## Directions
Update the stretch of the listing from its start through the line containing "x-tick-label: 50 <box>92 494 104 505</box>", replacing every "line-value-label" with "line-data-label" and keeping all else unchanged.

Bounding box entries
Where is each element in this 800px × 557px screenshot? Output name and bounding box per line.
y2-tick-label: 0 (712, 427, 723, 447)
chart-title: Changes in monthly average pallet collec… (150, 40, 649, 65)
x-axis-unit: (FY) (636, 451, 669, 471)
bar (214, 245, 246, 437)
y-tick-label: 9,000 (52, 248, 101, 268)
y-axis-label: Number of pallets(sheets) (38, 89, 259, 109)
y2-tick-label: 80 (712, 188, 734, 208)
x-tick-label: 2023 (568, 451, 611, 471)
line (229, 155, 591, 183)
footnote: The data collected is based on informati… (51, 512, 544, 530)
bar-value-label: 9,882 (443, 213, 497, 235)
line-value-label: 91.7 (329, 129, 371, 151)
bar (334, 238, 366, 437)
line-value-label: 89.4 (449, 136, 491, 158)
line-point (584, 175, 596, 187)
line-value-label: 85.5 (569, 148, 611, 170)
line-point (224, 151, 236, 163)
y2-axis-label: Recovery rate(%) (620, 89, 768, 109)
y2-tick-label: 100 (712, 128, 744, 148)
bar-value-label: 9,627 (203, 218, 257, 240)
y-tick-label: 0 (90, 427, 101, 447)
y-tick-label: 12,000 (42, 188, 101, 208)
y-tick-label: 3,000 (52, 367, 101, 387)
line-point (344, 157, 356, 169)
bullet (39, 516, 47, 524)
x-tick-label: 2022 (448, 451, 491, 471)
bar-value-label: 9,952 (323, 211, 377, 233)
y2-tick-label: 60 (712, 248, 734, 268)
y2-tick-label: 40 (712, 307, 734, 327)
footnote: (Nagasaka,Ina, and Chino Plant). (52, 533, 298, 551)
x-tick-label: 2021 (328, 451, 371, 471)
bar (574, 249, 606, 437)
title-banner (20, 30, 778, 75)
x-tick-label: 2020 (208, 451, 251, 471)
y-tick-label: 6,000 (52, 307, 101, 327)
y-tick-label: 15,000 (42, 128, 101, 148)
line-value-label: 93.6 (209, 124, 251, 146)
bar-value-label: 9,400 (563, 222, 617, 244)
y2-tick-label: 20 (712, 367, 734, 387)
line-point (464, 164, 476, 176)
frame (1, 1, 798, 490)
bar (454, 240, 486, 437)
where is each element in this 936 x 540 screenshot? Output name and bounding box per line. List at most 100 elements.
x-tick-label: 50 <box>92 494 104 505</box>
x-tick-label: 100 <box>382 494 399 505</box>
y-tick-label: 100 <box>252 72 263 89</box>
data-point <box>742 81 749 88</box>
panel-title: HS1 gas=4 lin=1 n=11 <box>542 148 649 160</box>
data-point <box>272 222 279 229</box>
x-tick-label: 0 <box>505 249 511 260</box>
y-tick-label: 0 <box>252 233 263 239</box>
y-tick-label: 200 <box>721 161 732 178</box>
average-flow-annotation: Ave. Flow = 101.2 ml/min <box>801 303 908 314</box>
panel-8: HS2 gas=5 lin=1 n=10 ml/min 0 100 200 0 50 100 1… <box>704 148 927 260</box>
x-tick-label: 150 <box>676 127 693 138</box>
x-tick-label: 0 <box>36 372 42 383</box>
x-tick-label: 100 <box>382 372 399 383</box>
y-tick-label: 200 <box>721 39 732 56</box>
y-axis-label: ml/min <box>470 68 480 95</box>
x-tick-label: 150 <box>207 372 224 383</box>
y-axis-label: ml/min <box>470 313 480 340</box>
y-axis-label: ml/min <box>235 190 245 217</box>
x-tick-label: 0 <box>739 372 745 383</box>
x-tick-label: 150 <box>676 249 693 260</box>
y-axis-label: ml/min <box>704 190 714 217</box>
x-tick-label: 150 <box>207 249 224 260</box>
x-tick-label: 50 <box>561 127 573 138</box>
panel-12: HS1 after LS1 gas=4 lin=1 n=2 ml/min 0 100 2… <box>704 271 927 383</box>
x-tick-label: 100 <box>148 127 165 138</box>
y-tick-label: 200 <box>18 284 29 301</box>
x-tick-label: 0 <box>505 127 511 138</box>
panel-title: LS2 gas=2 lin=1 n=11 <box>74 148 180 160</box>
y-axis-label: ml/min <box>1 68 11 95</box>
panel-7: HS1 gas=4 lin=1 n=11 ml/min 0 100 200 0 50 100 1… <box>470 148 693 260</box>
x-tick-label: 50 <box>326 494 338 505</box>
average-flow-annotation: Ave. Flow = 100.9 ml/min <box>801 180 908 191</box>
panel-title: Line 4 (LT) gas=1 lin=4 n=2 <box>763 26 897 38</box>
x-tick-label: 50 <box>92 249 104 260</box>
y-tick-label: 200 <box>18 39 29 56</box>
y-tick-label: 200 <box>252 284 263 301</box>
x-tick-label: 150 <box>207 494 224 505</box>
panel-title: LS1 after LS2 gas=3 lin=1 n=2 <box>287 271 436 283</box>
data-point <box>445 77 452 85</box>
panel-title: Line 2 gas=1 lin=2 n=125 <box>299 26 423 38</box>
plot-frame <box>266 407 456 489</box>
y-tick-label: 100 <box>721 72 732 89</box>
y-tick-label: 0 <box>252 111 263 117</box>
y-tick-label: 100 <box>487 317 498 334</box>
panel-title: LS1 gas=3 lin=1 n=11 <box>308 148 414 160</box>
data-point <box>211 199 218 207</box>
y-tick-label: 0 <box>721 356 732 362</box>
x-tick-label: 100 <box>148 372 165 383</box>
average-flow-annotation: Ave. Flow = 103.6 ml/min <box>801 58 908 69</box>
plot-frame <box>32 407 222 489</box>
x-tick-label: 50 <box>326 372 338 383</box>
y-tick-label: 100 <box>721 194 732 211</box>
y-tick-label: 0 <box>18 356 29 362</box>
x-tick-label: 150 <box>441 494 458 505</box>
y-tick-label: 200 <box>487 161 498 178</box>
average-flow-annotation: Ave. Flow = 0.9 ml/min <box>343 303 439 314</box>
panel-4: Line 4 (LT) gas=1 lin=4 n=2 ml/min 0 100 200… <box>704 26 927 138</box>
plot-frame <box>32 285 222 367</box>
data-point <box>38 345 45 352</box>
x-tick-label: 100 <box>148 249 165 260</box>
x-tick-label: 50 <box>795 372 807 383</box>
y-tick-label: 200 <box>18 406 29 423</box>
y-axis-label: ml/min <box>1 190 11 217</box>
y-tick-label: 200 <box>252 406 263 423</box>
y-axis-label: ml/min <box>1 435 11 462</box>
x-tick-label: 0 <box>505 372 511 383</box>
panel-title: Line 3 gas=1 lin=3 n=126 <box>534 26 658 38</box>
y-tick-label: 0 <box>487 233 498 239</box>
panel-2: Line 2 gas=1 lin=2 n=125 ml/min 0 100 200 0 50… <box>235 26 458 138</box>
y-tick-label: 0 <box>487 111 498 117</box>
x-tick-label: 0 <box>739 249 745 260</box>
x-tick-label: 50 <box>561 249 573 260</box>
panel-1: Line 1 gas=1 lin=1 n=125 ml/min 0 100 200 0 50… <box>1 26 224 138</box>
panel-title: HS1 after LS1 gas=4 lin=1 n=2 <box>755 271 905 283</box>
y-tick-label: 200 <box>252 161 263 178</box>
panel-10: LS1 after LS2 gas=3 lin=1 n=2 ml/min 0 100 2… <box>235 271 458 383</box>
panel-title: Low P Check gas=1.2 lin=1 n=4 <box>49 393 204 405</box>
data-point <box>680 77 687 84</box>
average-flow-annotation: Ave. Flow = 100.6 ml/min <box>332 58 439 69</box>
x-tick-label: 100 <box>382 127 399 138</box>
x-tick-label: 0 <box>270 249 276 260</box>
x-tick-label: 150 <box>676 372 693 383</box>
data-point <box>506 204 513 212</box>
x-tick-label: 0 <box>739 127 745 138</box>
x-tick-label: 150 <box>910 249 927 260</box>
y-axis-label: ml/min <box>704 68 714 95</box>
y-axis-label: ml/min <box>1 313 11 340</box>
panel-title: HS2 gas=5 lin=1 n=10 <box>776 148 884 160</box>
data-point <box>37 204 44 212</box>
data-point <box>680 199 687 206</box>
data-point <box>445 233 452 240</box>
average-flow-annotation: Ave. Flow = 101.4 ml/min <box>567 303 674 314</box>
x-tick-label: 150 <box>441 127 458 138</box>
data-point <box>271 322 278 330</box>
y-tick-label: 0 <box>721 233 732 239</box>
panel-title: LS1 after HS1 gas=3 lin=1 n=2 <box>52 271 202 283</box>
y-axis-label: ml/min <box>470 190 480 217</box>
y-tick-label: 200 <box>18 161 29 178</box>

## Task output
Where is each element in this 800px × 557px screenshot? Output name and bounding box per line.
y2-tick-label: 0 (712, 427, 723, 447)
chart-title: Changes in monthly average pallet collec… (150, 40, 649, 65)
x-axis-unit: (FY) (636, 451, 669, 471)
bar (214, 245, 246, 437)
y-tick-label: 9,000 (52, 248, 101, 268)
y-axis-label: Number of pallets(sheets) (38, 89, 259, 109)
y2-tick-label: 80 (712, 188, 734, 208)
x-tick-label: 2023 (568, 451, 611, 471)
line (229, 155, 591, 183)
footnote: The data collected is based on informati… (51, 512, 544, 530)
bar-value-label: 9,882 (443, 213, 497, 235)
line-data-label: 91.7 (329, 129, 371, 151)
bar (334, 238, 366, 437)
line-data-label: 89.4 (449, 136, 491, 158)
line-point (584, 175, 596, 187)
line-data-label: 85.5 (569, 148, 611, 170)
line-point (224, 151, 236, 163)
y2-axis-label: Recovery rate(%) (620, 89, 768, 109)
y2-tick-label: 100 (712, 128, 744, 148)
bar-value-label: 9,627 (203, 218, 257, 240)
y-tick-label: 0 (90, 427, 101, 447)
y-tick-label: 12,000 (42, 188, 101, 208)
y-tick-label: 3,000 (52, 367, 101, 387)
line-point (344, 157, 356, 169)
bullet (39, 516, 47, 524)
x-tick-label: 2022 (448, 451, 491, 471)
bar-value-label: 9,952 (323, 211, 377, 233)
y2-tick-label: 60 (712, 248, 734, 268)
y2-tick-label: 40 (712, 307, 734, 327)
footnote: (Nagasaka,Ina, and Chino Plant). (52, 533, 298, 551)
x-tick-label: 2021 (328, 451, 371, 471)
bar (574, 249, 606, 437)
title-banner (20, 30, 778, 75)
x-tick-label: 2020 (208, 451, 251, 471)
y-tick-label: 6,000 (52, 307, 101, 327)
y-tick-label: 15,000 (42, 128, 101, 148)
line-data-label: 93.6 (209, 124, 251, 146)
bar-value-label: 9,400 (563, 222, 617, 244)
y2-tick-label: 20 (712, 367, 734, 387)
line-point (464, 164, 476, 176)
frame (1, 1, 798, 490)
bar (454, 240, 486, 437)
where is each element in this 936 x 540 screenshot? Output name and bounding box per line. List at most 100 elements.
x-tick-label: 50 <box>92 494 104 505</box>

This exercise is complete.